**INFORMATION PROVIDED:**

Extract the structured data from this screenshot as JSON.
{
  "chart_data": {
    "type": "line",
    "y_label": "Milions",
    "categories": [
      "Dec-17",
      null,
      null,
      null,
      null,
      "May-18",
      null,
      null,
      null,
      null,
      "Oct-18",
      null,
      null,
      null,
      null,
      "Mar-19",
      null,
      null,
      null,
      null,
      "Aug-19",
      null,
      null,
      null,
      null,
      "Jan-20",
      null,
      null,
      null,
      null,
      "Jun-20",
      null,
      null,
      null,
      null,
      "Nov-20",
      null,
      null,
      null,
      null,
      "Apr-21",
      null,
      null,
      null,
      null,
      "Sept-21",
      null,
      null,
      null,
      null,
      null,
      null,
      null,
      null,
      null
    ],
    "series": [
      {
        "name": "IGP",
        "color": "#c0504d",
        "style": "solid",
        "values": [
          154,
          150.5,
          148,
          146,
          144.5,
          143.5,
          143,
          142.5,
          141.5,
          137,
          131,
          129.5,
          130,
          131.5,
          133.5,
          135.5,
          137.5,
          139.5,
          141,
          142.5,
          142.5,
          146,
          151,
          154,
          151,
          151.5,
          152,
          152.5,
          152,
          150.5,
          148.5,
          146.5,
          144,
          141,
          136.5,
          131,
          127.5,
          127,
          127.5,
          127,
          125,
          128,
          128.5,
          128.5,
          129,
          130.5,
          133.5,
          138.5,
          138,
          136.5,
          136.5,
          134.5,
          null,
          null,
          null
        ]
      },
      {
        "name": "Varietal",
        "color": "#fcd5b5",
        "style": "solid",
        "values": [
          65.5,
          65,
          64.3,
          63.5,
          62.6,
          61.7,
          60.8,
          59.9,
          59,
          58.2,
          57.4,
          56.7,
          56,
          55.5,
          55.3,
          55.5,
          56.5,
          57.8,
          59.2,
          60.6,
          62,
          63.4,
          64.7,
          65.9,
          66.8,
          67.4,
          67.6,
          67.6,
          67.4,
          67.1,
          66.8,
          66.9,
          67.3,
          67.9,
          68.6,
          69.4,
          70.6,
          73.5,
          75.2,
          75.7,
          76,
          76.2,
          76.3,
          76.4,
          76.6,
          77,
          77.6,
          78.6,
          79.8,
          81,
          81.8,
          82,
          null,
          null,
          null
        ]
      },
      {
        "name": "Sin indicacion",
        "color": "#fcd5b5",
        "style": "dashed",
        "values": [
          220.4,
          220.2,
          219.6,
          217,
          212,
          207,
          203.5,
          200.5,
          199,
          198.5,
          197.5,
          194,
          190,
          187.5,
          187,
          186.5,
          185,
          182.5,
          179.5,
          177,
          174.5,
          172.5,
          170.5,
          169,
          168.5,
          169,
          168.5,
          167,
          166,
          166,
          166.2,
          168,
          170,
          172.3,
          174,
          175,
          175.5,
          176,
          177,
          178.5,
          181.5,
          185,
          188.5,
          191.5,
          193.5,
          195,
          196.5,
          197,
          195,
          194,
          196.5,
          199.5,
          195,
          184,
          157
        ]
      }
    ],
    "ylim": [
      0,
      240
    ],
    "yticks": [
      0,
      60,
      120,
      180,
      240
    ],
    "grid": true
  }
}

**TASK DIRECTIONS:** Return each entry from above without altering a single character.

**FULL RESPONSE:**
Extract the structured data from this screenshot as JSON.
{
  "chart_data": {
    "type": "line",
    "y_label": "Milions",
    "categories": [
      "Dec-17",
      null,
      null,
      null,
      null,
      "May-18",
      null,
      null,
      null,
      null,
      "Oct-18",
      null,
      null,
      null,
      null,
      "Mar-19",
      null,
      null,
      null,
      null,
      "Aug-19",
      null,
      null,
      null,
      null,
      "Jan-20",
      null,
      null,
      null,
      null,
      "Jun-20",
      null,
      null,
      null,
      null,
      "Nov-20",
      null,
      null,
      null,
      null,
      "Apr-21",
      null,
      null,
      null,
      null,
      "Sept-21",
      null,
      null,
      null,
      null,
      null,
      null,
      null,
      null,
      null
    ],
    "series": [
      {
        "name": "IGP",
        "color": "#c0504d",
        "style": "solid",
        "values": [
          154,
          150.5,
          148,
          146,
          144.5,
          143.5,
          143,
          142.5,
          141.5,
          137,
          131,
          129.5,
          130,
          131.5,
          133.5,
          135.5,
          137.5,
          139.5,
          141,
          142.5,
          142.5,
          146,
          151,
          154,
          151,
          151.5,
          152,
          152.5,
          152,
          150.5,
          148.5,
          146.5,
          144,
          141,
          136.5,
          131,
          127.5,
          127,
          127.5,
          127,
          125,
          128,
          128.5,
          128.5,
          129,
          130.5,
          133.5,
          138.5,
          138,
          136.5,
          136.5,
          134.5,
          null,
          null,
          null
        ]
      },
      {
        "name": "Varietal",
        "color": "#fcd5b5",
        "style": "solid",
        "values": [
          65.5,
          65,
          64.3,
          63.5,
          62.6,
          61.7,
          60.8,
          59.9,
          59,
          58.2,
          57.4,
          56.7,
          56,
          55.5,
          55.3,
          55.5,
          56.5,
          57.8,
          59.2,
          60.6,
          62,
          63.4,
          64.7,
          65.9,
          66.8,
          67.4,
          67.6,
          67.6,
          67.4,
          67.1,
          66.8,
          66.9,
          67.3,
          67.9,
          68.6,
          69.4,
          70.6,
          73.5,
          75.2,
          75.7,
          76,
          76.2,
          76.3,
          76.4,
          76.6,
          77,
          77.6,
          78.6,
          79.8,
          81,
          81.8,
          82,
          null,
          null,
          null
        ]
      },
      {
        "name": "Sin indicacion",
        "color": "#fcd5b5",
        "style": "dashed",
        "values": [
          220.4,
          220.2,
          219.6,
          217,
          212,
          207,
          203.5,
          200.5,
          199,
          198.5,
          197.5,
          194,
          190,
          187.5,
          187,
          186.5,
          185,
          182.5,
          179.5,
          177,
          174.5,
          172.5,
          170.5,
          169,
          168.5,
          169,
          168.5,
          167,
          166,
          166,
          166.2,
          168,
          170,
          172.3,
          174,
          175,
          175.5,
          176,
          177,
          178.5,
          181.5,
          185,
          188.5,
          191.5,
          193.5,
          195,
          196.5,
          197,
          195,
          194,
          196.5,
          199.5,
          195,
          184,
          157
        ]
      }
    ],
    "ylim": [
      0,
      240
    ],
    "yticks": [
      0,
      60,
      120,
      180,
      240
    ],
    "grid": true
  }
}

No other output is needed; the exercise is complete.